Images appear in the records below; leave them out and repeat everything else exactly.

── Exercise material ──

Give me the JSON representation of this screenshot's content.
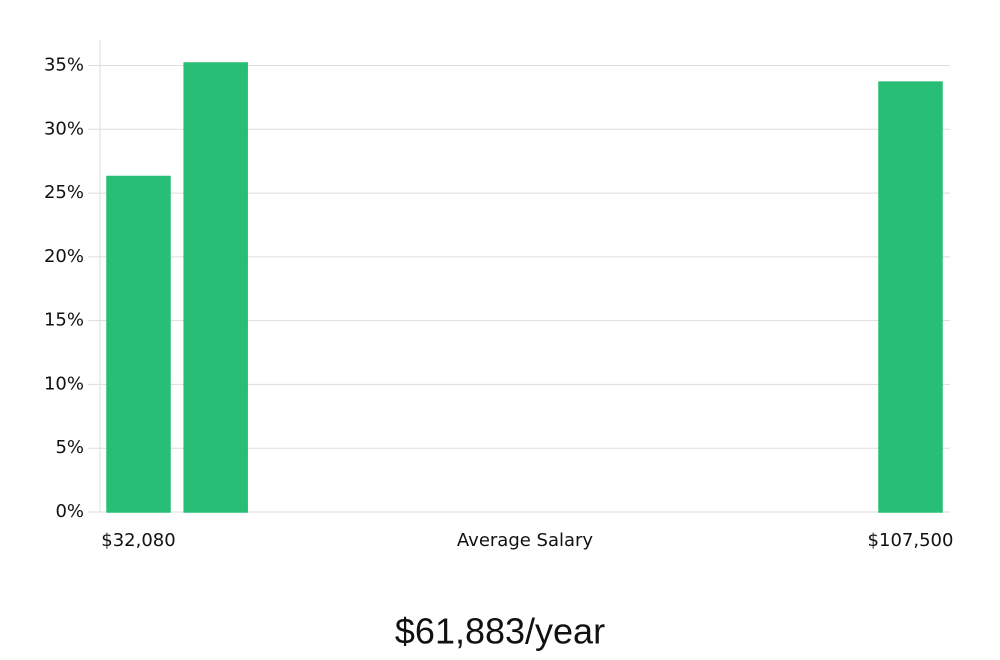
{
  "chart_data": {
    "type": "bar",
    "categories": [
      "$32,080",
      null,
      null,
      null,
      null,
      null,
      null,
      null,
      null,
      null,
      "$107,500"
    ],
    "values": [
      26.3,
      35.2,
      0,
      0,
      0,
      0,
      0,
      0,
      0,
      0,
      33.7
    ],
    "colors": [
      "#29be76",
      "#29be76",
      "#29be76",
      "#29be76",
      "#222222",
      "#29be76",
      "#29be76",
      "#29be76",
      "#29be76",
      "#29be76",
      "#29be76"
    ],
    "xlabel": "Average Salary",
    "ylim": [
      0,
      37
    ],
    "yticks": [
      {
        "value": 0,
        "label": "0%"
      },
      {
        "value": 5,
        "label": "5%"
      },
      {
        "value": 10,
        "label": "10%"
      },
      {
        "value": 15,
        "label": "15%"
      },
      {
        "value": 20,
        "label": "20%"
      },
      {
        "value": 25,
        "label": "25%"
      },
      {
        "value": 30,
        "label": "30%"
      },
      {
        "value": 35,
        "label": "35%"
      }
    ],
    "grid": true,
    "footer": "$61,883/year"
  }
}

───

Response to the exercise:
Give me the JSON representation of this screenshot's content.
{
  "chart_data": {
    "type": "bar",
    "categories": [
      "$32,080",
      null,
      null,
      null,
      null,
      null,
      null,
      null,
      null,
      null,
      "$107,500"
    ],
    "values": [
      26.3,
      35.2,
      0,
      0,
      0,
      0,
      0,
      0,
      0,
      0,
      33.7
    ],
    "colors": [
      "#29be76",
      "#29be76",
      "#29be76",
      "#29be76",
      "#222222",
      "#29be76",
      "#29be76",
      "#29be76",
      "#29be76",
      "#29be76",
      "#29be76"
    ],
    "xlabel": "Average Salary",
    "ylim": [
      0,
      37
    ],
    "yticks": [
      {
        "value": 0,
        "label": "0%"
      },
      {
        "value": 5,
        "label": "5%"
      },
      {
        "value": 10,
        "label": "10%"
      },
      {
        "value": 15,
        "label": "15%"
      },
      {
        "value": 20,
        "label": "20%"
      },
      {
        "value": 25,
        "label": "25%"
      },
      {
        "value": 30,
        "label": "30%"
      },
      {
        "value": 35,
        "label": "35%"
      }
    ],
    "grid": true,
    "footer": "$61,883/year"
  }
}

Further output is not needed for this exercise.